Passage provided:
-*-*-
Technically, much of Alaska already operates in a microgrid format. That’s because the state is enormous — more than twice the size of Texas — and sparsely populated, with fewer residents than all but two states. There’s no widespread transmission system, and most towns aren’t connected by roads. So the rural areas largely rely on technology such as local diesel generators, and either bring in the fuel by barge or airplane.

“There are 250-300 remote communities that are not connected to that transmission system and generally also are not connected by road,” said Marc Mueller-Stoffels, director of the Power Systems Integration program at UAF’s Alaska Center for Energy and Power (ACEP).

Compare that to the Midwestern U.S., where a multi-state interconnection system exists to ensure electricity is available 24/7 wherever it’s needed, and a fleet of power plants stand ready to meet peak demand.

The problem with the traditional way of using energy in Alaska is that it relies on a few very narrow pathways to deliver heat to the cold. That means concerns about not only adequacy, but cost. In some places, the price of electricity is above $1 per kilowatt-hour, he said. The national average is 9.81 cents per kilowatt-hour, according to the U.S. Energy Information Administration.

“If you rely on receiving your fuel shipments, that puts you at risk in two ways. One is you’re tied to the fluctuations of cost in the world market — and from 2007 to 2009 our utilities saw a 300 percent increase in fuel cost, which is hard to handle,” Mueller-Stoffels said. “The second part is that you’re at the end of a very long supply line.”

That means a lot of opportunities for disruption. Maybe a river floods in a certain way, preventing barges from delivering diesel. Maybe sea ice delays a ship, like in Nome in 2012. Anything like that can drive up prices.

But technology is changing all that. Renewable generators such as wind and solar don’t need fuel — not the kind one can buy off a barge, anyway. And the price of those generators continues to plummet dramatically, bringing them into the realm of affordability for Alaska’s small towns.

That’s the case for energy storage too — as more automakers invest in battery-powered electric cars and research dollars pour in to improve those batteries, storage has become an option for making renewables work. Combined with concepts like efficiency, which reduces energy demand, and demand response, which reduces demand at strategic moments, Mueller-Stoffels said it’s getting easier for isolated towns to keep the lights on without fuel — if even for a limited time.

“We want to get to the point where you can turn your diesel off at times by using energy storage and by using demand response,” he said.
-*-*-
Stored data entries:
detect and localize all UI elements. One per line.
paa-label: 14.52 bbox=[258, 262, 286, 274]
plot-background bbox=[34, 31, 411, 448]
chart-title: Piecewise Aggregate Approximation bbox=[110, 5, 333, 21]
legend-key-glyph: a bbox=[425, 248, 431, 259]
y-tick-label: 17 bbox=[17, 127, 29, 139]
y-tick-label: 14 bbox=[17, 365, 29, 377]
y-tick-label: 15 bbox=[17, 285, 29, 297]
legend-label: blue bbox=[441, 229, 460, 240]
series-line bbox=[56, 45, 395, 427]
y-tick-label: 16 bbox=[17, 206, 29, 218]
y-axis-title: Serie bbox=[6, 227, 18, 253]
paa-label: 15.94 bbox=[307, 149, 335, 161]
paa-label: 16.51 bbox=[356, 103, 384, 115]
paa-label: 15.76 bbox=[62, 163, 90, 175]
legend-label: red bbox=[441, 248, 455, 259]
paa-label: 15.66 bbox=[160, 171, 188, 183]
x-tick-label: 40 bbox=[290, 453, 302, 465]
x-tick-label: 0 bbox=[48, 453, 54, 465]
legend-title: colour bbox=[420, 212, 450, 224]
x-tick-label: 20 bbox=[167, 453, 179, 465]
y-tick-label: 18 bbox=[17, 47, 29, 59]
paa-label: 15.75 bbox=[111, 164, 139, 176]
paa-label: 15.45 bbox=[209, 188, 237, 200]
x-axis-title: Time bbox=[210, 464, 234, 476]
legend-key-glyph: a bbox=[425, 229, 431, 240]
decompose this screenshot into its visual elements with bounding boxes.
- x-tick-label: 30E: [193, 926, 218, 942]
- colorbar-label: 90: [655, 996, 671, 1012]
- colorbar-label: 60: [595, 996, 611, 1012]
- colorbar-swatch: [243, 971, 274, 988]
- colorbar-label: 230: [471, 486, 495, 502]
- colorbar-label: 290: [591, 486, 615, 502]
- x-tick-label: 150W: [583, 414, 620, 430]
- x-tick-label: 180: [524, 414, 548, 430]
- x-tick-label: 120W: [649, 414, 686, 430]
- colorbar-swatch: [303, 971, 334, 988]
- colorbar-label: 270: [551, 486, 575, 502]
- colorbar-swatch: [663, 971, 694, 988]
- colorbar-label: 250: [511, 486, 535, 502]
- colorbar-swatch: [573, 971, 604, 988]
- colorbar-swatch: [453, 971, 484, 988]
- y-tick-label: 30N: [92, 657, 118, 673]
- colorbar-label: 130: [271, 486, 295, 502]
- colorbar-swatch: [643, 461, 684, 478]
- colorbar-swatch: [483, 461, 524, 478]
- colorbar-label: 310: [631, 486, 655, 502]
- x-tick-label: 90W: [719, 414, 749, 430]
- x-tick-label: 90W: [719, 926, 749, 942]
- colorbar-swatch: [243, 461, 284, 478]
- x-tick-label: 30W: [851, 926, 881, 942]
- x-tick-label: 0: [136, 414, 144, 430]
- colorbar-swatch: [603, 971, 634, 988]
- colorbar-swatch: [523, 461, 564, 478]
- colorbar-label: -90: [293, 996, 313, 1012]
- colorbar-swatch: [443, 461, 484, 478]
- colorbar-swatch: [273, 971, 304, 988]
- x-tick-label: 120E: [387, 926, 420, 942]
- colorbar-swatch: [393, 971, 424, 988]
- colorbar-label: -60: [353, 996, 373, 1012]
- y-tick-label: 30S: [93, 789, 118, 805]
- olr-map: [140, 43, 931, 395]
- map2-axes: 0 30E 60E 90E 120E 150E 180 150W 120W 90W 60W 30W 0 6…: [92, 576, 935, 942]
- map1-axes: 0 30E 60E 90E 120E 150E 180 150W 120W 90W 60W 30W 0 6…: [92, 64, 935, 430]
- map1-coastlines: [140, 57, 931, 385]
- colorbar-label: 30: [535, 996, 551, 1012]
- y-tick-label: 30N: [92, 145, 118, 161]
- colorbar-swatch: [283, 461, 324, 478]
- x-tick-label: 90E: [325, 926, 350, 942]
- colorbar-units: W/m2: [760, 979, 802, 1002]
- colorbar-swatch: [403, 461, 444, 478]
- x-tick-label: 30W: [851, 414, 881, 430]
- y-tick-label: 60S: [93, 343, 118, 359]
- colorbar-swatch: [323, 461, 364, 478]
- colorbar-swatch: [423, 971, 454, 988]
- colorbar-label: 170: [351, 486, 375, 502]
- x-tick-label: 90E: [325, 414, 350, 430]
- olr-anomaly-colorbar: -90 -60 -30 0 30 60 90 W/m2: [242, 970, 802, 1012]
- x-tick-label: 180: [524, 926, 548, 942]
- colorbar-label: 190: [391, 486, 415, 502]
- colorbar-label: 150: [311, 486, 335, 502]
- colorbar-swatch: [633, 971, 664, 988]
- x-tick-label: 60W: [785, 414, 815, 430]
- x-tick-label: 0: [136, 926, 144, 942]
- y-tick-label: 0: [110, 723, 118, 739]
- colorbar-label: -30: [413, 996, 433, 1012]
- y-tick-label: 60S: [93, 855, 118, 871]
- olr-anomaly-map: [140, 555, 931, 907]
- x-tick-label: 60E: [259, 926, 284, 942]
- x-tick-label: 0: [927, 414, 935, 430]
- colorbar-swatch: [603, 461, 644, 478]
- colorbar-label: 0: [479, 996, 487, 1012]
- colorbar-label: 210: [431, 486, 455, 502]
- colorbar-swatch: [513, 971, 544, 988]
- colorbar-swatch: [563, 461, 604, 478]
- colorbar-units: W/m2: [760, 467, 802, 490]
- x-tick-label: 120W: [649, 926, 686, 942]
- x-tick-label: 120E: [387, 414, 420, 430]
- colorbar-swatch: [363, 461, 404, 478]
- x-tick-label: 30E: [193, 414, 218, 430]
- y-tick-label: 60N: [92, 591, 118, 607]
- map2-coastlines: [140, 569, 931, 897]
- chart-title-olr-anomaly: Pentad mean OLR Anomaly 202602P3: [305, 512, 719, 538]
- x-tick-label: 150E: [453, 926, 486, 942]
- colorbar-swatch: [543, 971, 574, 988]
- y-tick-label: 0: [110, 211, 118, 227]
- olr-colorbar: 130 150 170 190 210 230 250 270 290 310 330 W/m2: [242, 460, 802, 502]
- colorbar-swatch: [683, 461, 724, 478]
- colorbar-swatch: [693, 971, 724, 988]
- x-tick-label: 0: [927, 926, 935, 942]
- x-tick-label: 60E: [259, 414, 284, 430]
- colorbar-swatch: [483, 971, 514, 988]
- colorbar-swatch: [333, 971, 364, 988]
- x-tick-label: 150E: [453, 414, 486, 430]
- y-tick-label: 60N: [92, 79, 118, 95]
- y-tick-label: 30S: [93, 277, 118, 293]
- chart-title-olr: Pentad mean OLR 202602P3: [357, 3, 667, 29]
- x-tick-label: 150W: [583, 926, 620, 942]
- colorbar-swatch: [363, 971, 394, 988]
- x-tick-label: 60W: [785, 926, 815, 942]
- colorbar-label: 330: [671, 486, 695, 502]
-*-*-
Work to do:
(a) Name every year mentioned in the passage about Alaska's power supply.
(b) List each line of the stored data entries that contains the string "coastlines", matching upper and lower case exactly.
These stored data entries have no connection to the passage about Alaska's power supply.

Expected outputs:
(a) 2007, 2009, 2012

(b)
- map1-coastlines: [140, 57, 931, 385]
- map2-coastlines: [140, 569, 931, 897]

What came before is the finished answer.